_THE PROBLEM_
Leave out the pictures and repeat every record exactly.
+++ INPUT MATERIAL +++
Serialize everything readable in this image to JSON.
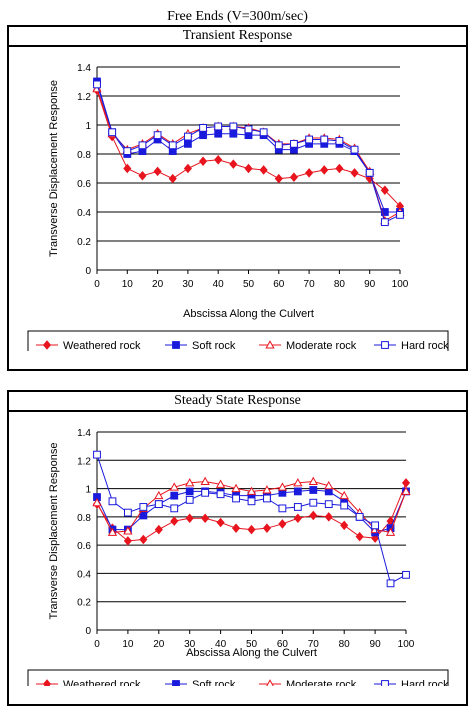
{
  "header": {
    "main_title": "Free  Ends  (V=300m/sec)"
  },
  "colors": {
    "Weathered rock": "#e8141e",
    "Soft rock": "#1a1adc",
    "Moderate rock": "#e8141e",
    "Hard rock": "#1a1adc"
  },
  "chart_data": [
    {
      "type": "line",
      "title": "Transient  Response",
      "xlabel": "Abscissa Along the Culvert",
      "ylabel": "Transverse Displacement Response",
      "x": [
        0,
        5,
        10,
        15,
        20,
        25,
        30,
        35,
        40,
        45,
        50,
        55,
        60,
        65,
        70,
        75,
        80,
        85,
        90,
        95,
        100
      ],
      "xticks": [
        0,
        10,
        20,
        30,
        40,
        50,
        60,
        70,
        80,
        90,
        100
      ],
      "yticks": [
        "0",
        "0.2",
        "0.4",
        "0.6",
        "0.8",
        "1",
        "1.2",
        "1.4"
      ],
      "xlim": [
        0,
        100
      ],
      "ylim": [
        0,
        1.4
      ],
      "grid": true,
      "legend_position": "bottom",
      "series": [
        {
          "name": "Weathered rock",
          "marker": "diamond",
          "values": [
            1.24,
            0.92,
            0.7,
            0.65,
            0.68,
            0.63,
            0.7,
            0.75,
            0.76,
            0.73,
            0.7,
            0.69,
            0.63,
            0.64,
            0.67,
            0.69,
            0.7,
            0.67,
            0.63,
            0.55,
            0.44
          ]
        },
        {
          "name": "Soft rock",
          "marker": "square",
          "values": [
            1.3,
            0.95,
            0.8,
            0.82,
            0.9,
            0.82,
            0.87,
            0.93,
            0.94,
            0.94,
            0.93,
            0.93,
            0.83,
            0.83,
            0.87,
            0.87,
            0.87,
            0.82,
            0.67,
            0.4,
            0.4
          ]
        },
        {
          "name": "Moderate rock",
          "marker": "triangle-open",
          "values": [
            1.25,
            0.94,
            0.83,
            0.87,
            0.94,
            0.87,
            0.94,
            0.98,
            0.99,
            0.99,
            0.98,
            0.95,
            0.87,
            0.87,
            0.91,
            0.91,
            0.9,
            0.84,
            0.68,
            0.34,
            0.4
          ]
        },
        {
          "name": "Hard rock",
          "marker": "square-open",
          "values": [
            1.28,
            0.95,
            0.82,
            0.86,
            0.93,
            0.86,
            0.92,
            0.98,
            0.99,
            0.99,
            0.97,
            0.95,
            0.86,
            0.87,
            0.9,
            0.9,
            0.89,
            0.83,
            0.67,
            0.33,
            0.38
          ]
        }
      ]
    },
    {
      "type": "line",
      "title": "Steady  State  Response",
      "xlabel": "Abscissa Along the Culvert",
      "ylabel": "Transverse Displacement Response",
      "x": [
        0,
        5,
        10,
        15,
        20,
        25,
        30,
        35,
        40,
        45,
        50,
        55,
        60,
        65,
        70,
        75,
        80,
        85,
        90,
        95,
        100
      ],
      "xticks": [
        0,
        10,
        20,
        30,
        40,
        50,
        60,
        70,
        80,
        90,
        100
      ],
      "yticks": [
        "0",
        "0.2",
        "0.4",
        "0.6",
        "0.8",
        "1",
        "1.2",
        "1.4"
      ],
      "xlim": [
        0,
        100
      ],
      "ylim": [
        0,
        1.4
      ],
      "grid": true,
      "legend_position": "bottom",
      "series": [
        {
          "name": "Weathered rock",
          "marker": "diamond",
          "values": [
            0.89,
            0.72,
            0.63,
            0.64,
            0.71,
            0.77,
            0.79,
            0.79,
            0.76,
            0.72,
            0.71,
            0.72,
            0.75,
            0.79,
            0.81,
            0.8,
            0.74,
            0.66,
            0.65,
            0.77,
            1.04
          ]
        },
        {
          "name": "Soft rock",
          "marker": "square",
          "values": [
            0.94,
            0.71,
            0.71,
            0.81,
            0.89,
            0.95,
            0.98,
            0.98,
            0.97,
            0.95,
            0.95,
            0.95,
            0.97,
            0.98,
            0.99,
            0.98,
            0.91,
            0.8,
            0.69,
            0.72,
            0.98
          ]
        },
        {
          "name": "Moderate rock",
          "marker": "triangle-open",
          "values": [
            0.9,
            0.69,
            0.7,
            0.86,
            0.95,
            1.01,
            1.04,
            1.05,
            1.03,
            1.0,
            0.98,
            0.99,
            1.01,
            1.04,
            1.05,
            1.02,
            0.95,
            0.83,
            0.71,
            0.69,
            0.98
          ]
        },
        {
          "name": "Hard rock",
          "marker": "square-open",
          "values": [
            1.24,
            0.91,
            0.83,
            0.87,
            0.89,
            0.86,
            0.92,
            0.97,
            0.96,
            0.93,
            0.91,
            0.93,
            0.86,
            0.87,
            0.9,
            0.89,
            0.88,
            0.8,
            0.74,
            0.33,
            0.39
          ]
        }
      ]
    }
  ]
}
+++
_RESULT_
Serialize everything readable in this image to JSON.
{
  "header": {
    "main_title": "Free  Ends  (V=300m/sec)"
  },
  "colors": {
    "Weathered rock": "#e8141e",
    "Soft rock": "#1a1adc",
    "Moderate rock": "#e8141e",
    "Hard rock": "#1a1adc"
  },
  "chart_data": [
    {
      "type": "line",
      "title": "Transient  Response",
      "xlabel": "Abscissa Along the Culvert",
      "ylabel": "Transverse Displacement Response",
      "x": [
        0,
        5,
        10,
        15,
        20,
        25,
        30,
        35,
        40,
        45,
        50,
        55,
        60,
        65,
        70,
        75,
        80,
        85,
        90,
        95,
        100
      ],
      "xticks": [
        0,
        10,
        20,
        30,
        40,
        50,
        60,
        70,
        80,
        90,
        100
      ],
      "yticks": [
        "0",
        "0.2",
        "0.4",
        "0.6",
        "0.8",
        "1",
        "1.2",
        "1.4"
      ],
      "xlim": [
        0,
        100
      ],
      "ylim": [
        0,
        1.4
      ],
      "grid": true,
      "legend_position": "bottom",
      "series": [
        {
          "name": "Weathered rock",
          "marker": "diamond",
          "values": [
            1.24,
            0.92,
            0.7,
            0.65,
            0.68,
            0.63,
            0.7,
            0.75,
            0.76,
            0.73,
            0.7,
            0.69,
            0.63,
            0.64,
            0.67,
            0.69,
            0.7,
            0.67,
            0.63,
            0.55,
            0.44
          ]
        },
        {
          "name": "Soft rock",
          "marker": "square",
          "values": [
            1.3,
            0.95,
            0.8,
            0.82,
            0.9,
            0.82,
            0.87,
            0.93,
            0.94,
            0.94,
            0.93,
            0.93,
            0.83,
            0.83,
            0.87,
            0.87,
            0.87,
            0.82,
            0.67,
            0.4,
            0.4
          ]
        },
        {
          "name": "Moderate rock",
          "marker": "triangle-open",
          "values": [
            1.25,
            0.94,
            0.83,
            0.87,
            0.94,
            0.87,
            0.94,
            0.98,
            0.99,
            0.99,
            0.98,
            0.95,
            0.87,
            0.87,
            0.91,
            0.91,
            0.9,
            0.84,
            0.68,
            0.34,
            0.4
          ]
        },
        {
          "name": "Hard rock",
          "marker": "square-open",
          "values": [
            1.28,
            0.95,
            0.82,
            0.86,
            0.93,
            0.86,
            0.92,
            0.98,
            0.99,
            0.99,
            0.97,
            0.95,
            0.86,
            0.87,
            0.9,
            0.9,
            0.89,
            0.83,
            0.67,
            0.33,
            0.38
          ]
        }
      ]
    },
    {
      "type": "line",
      "title": "Steady  State  Response",
      "xlabel": "Abscissa Along the Culvert",
      "ylabel": "Transverse Displacement Response",
      "x": [
        0,
        5,
        10,
        15,
        20,
        25,
        30,
        35,
        40,
        45,
        50,
        55,
        60,
        65,
        70,
        75,
        80,
        85,
        90,
        95,
        100
      ],
      "xticks": [
        0,
        10,
        20,
        30,
        40,
        50,
        60,
        70,
        80,
        90,
        100
      ],
      "yticks": [
        "0",
        "0.2",
        "0.4",
        "0.6",
        "0.8",
        "1",
        "1.2",
        "1.4"
      ],
      "xlim": [
        0,
        100
      ],
      "ylim": [
        0,
        1.4
      ],
      "grid": true,
      "legend_position": "bottom",
      "series": [
        {
          "name": "Weathered rock",
          "marker": "diamond",
          "values": [
            0.89,
            0.72,
            0.63,
            0.64,
            0.71,
            0.77,
            0.79,
            0.79,
            0.76,
            0.72,
            0.71,
            0.72,
            0.75,
            0.79,
            0.81,
            0.8,
            0.74,
            0.66,
            0.65,
            0.77,
            1.04
          ]
        },
        {
          "name": "Soft rock",
          "marker": "square",
          "values": [
            0.94,
            0.71,
            0.71,
            0.81,
            0.89,
            0.95,
            0.98,
            0.98,
            0.97,
            0.95,
            0.95,
            0.95,
            0.97,
            0.98,
            0.99,
            0.98,
            0.91,
            0.8,
            0.69,
            0.72,
            0.98
          ]
        },
        {
          "name": "Moderate rock",
          "marker": "triangle-open",
          "values": [
            0.9,
            0.69,
            0.7,
            0.86,
            0.95,
            1.01,
            1.04,
            1.05,
            1.03,
            1.0,
            0.98,
            0.99,
            1.01,
            1.04,
            1.05,
            1.02,
            0.95,
            0.83,
            0.71,
            0.69,
            0.98
          ]
        },
        {
          "name": "Hard rock",
          "marker": "square-open",
          "values": [
            1.24,
            0.91,
            0.83,
            0.87,
            0.89,
            0.86,
            0.92,
            0.97,
            0.96,
            0.93,
            0.91,
            0.93,
            0.86,
            0.87,
            0.9,
            0.89,
            0.88,
            0.8,
            0.74,
            0.33,
            0.39
          ]
        }
      ]
    }
  ]
}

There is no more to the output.